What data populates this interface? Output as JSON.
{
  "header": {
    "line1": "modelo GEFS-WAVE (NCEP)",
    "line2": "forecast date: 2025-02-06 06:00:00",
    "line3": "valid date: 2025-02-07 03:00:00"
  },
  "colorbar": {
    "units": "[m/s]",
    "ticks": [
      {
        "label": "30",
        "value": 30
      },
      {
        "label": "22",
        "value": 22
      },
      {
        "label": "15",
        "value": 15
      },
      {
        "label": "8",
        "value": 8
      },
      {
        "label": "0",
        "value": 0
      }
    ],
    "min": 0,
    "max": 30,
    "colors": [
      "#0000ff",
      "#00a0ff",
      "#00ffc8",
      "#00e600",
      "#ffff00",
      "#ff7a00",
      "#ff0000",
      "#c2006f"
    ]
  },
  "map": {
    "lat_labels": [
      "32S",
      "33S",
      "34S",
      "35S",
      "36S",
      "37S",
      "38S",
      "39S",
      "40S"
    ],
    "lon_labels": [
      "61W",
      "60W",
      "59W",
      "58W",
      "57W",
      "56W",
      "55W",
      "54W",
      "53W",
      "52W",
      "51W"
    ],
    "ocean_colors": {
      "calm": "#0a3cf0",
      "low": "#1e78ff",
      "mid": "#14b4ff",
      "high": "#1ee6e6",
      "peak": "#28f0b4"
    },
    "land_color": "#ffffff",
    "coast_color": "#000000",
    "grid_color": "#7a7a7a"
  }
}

.....

Take the entries above and copy them out exactly.

What data populates this interface? Output as JSON.
{
  "header": {
    "line1": "modelo GEFS-WAVE (NCEP)",
    "line2": "forecast date: 2025-02-06 06:00:00",
    "line3": "valid date: 2025-02-07 03:00:00"
  },
  "colorbar": {
    "units": "[m/s]",
    "ticks": [
      {
        "label": "30",
        "value": 30
      },
      {
        "label": "22",
        "value": 22
      },
      {
        "label": "15",
        "value": 15
      },
      {
        "label": "8",
        "value": 8
      },
      {
        "label": "0",
        "value": 0
      }
    ],
    "min": 0,
    "max": 30,
    "colors": [
      "#0000ff",
      "#00a0ff",
      "#00ffc8",
      "#00e600",
      "#ffff00",
      "#ff7a00",
      "#ff0000",
      "#c2006f"
    ]
  },
  "map": {
    "lat_labels": [
      "32S",
      "33S",
      "34S",
      "35S",
      "36S",
      "37S",
      "38S",
      "39S",
      "40S"
    ],
    "lon_labels": [
      "61W",
      "60W",
      "59W",
      "58W",
      "57W",
      "56W",
      "55W",
      "54W",
      "53W",
      "52W",
      "51W"
    ],
    "ocean_colors": {
      "calm": "#0a3cf0",
      "low": "#1e78ff",
      "mid": "#14b4ff",
      "high": "#1ee6e6",
      "peak": "#28f0b4"
    },
    "land_color": "#ffffff",
    "coast_color": "#000000",
    "grid_color": "#7a7a7a"
  }
}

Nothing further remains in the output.